[START OF Recorded data]

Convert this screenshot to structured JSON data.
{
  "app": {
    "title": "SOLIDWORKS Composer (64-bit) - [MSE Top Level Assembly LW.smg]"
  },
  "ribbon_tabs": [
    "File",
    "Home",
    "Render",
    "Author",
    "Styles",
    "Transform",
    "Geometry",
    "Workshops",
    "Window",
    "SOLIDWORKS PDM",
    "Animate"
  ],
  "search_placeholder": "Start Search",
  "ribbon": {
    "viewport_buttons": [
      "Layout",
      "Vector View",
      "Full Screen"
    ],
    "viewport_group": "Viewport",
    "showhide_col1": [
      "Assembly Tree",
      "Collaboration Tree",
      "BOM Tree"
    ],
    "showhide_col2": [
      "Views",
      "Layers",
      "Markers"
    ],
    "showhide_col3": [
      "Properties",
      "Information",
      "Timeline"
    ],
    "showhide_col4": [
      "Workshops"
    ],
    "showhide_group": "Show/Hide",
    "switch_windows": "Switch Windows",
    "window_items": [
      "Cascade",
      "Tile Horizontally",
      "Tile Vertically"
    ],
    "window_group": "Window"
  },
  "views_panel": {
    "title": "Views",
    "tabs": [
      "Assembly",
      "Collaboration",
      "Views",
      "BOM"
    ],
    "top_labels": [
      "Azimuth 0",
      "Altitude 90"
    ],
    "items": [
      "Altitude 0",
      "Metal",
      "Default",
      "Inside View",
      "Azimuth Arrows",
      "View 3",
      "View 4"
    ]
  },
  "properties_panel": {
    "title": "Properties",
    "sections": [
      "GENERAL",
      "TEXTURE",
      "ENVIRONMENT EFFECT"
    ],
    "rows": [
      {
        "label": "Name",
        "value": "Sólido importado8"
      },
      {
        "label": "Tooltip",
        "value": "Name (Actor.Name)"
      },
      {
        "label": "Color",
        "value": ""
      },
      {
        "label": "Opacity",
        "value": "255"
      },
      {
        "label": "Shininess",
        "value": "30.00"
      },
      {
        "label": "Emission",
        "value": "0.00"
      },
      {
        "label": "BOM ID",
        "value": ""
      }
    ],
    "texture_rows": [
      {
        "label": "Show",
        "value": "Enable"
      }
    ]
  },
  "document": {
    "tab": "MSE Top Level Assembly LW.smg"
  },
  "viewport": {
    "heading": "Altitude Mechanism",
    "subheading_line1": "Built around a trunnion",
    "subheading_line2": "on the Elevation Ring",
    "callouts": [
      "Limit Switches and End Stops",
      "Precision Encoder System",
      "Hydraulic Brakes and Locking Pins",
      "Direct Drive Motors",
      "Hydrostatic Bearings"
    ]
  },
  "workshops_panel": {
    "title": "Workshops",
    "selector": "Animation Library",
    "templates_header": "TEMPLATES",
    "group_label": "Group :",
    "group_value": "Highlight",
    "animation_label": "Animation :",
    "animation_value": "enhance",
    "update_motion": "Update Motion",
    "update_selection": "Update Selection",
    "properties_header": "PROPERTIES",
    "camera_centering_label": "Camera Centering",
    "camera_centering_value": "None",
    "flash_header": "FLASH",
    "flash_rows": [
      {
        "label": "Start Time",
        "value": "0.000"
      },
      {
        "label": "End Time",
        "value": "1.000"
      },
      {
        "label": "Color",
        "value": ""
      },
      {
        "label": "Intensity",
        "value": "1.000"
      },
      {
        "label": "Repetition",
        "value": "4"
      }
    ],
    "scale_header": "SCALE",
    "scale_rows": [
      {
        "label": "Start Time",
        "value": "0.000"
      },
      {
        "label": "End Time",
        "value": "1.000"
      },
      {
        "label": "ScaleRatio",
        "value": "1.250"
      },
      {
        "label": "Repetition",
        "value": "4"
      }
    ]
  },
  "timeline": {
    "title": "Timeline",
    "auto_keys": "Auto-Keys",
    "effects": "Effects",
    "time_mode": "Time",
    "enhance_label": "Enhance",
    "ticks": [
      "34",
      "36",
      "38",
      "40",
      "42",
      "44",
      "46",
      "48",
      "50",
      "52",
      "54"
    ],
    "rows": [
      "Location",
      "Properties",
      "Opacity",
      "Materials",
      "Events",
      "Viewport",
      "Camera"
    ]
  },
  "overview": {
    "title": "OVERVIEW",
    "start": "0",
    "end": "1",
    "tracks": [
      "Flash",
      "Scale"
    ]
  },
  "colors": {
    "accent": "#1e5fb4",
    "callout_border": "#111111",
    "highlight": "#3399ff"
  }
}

[END OF Recorded data]

§ **Instructions for the task**: Reproduce each entry above exactly, keeping every word.

§ **Worked solution**:
Convert this screenshot to structured JSON data.
{
  "app": {
    "title": "SOLIDWORKS Composer (64-bit) - [MSE Top Level Assembly LW.smg]"
  },
  "ribbon_tabs": [
    "File",
    "Home",
    "Render",
    "Author",
    "Styles",
    "Transform",
    "Geometry",
    "Workshops",
    "Window",
    "SOLIDWORKS PDM",
    "Animate"
  ],
  "search_placeholder": "Start Search",
  "ribbon": {
    "viewport_buttons": [
      "Layout",
      "Vector View",
      "Full Screen"
    ],
    "viewport_group": "Viewport",
    "showhide_col1": [
      "Assembly Tree",
      "Collaboration Tree",
      "BOM Tree"
    ],
    "showhide_col2": [
      "Views",
      "Layers",
      "Markers"
    ],
    "showhide_col3": [
      "Properties",
      "Information",
      "Timeline"
    ],
    "showhide_col4": [
      "Workshops"
    ],
    "showhide_group": "Show/Hide",
    "switch_windows": "Switch Windows",
    "window_items": [
      "Cascade",
      "Tile Horizontally",
      "Tile Vertically"
    ],
    "window_group": "Window"
  },
  "views_panel": {
    "title": "Views",
    "tabs": [
      "Assembly",
      "Collaboration",
      "Views",
      "BOM"
    ],
    "top_labels": [
      "Azimuth 0",
      "Altitude 90"
    ],
    "items": [
      "Altitude 0",
      "Metal",
      "Default",
      "Inside View",
      "Azimuth Arrows",
      "View 3",
      "View 4"
    ]
  },
  "properties_panel": {
    "title": "Properties",
    "sections": [
      "GENERAL",
      "TEXTURE",
      "ENVIRONMENT EFFECT"
    ],
    "rows": [
      {
        "label": "Name",
        "value": "Sólido importado8"
      },
      {
        "label": "Tooltip",
        "value": "Name (Actor.Name)"
      },
      {
        "label": "Color",
        "value": ""
      },
      {
        "label": "Opacity",
        "value": "255"
      },
      {
        "label": "Shininess",
        "value": "30.00"
      },
      {
        "label": "Emission",
        "value": "0.00"
      },
      {
        "label": "BOM ID",
        "value": ""
      }
    ],
    "texture_rows": [
      {
        "label": "Show",
        "value": "Enable"
      }
    ]
  },
  "document": {
    "tab": "MSE Top Level Assembly LW.smg"
  },
  "viewport": {
    "heading": "Altitude Mechanism",
    "subheading_line1": "Built around a trunnion",
    "subheading_line2": "on the Elevation Ring",
    "callouts": [
      "Limit Switches and End Stops",
      "Precision Encoder System",
      "Hydraulic Brakes and Locking Pins",
      "Direct Drive Motors",
      "Hydrostatic Bearings"
    ]
  },
  "workshops_panel": {
    "title": "Workshops",
    "selector": "Animation Library",
    "templates_header": "TEMPLATES",
    "group_label": "Group :",
    "group_value": "Highlight",
    "animation_label": "Animation :",
    "animation_value": "enhance",
    "update_motion": "Update Motion",
    "update_selection": "Update Selection",
    "properties_header": "PROPERTIES",
    "camera_centering_label": "Camera Centering",
    "camera_centering_value": "None",
    "flash_header": "FLASH",
    "flash_rows": [
      {
        "label": "Start Time",
        "value": "0.000"
      },
      {
        "label": "End Time",
        "value": "1.000"
      },
      {
        "label": "Color",
        "value": ""
      },
      {
        "label": "Intensity",
        "value": "1.000"
      },
      {
        "label": "Repetition",
        "value": "4"
      }
    ],
    "scale_header": "SCALE",
    "scale_rows": [
      {
        "label": "Start Time",
        "value": "0.000"
      },
      {
        "label": "End Time",
        "value": "1.000"
      },
      {
        "label": "ScaleRatio",
        "value": "1.250"
      },
      {
        "label": "Repetition",
        "value": "4"
      }
    ]
  },
  "timeline": {
    "title": "Timeline",
    "auto_keys": "Auto-Keys",
    "effects": "Effects",
    "time_mode": "Time",
    "enhance_label": "Enhance",
    "ticks": [
      "34",
      "36",
      "38",
      "40",
      "42",
      "44",
      "46",
      "48",
      "50",
      "52",
      "54"
    ],
    "rows": [
      "Location",
      "Properties",
      "Opacity",
      "Materials",
      "Events",
      "Viewport",
      "Camera"
    ]
  },
  "overview": {
    "title": "OVERVIEW",
    "start": "0",
    "end": "1",
    "tracks": [
      "Flash",
      "Scale"
    ]
  },
  "colors": {
    "accent": "#1e5fb4",
    "callout_border": "#111111",
    "highlight": "#3399ff"
  }
}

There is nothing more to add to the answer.